**Exercise description:**
Copy each line below in which the word "создания" occurs.

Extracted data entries
.....

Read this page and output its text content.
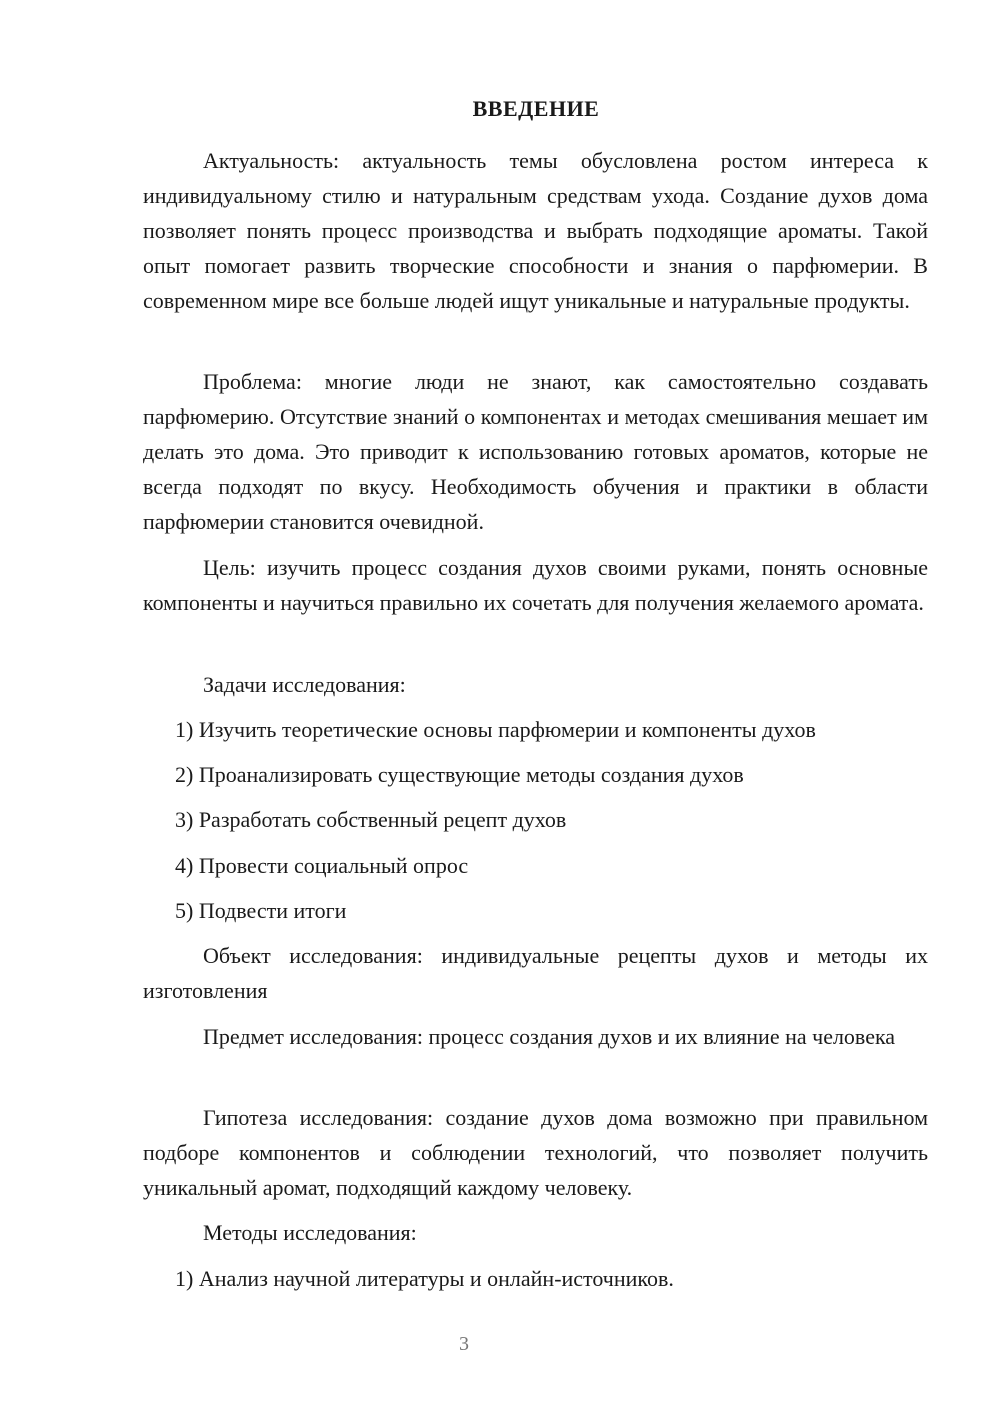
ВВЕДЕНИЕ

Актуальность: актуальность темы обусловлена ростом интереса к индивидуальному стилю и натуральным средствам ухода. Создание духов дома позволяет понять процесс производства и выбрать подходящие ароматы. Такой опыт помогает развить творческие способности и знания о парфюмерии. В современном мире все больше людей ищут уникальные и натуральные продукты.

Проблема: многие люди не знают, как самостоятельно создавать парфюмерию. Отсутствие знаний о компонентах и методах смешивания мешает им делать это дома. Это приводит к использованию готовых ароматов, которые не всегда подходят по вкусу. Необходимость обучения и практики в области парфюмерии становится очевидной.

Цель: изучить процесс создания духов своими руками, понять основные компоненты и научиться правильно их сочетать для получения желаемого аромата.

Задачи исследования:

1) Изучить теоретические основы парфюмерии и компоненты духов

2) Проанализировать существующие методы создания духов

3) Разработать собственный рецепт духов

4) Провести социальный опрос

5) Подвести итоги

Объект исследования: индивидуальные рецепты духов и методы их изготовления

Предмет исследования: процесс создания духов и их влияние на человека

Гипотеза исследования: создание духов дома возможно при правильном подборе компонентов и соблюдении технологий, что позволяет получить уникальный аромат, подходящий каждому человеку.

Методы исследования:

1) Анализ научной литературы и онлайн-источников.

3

.....

**Task result:**
Цель: изучить процесс создания духов своими руками, понять основные компоненты и научиться правильно их сочетать для получения желаемого аромата.
2) Проанализировать существующие методы создания духов
Предмет исследования: процесс создания духов и их влияние на человека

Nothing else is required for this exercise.